## MATERIAL PROVIDED
Begin
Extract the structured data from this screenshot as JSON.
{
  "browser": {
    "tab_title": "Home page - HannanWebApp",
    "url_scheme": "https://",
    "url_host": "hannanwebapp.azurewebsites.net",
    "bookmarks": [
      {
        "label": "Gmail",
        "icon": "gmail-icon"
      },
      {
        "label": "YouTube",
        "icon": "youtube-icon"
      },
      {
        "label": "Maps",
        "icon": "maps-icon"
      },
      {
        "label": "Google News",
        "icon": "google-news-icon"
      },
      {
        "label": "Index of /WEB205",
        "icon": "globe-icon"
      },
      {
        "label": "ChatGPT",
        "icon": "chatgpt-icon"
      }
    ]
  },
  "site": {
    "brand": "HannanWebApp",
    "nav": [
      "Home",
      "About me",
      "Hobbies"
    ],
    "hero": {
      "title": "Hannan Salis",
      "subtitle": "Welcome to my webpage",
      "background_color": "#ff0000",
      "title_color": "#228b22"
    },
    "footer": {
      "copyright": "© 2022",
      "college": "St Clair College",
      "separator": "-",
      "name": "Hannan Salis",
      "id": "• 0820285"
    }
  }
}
End
Show all lines in the entries above where the string "Home" appears.

    "tab_title": "Home page - HannanWebApp",
      "Home",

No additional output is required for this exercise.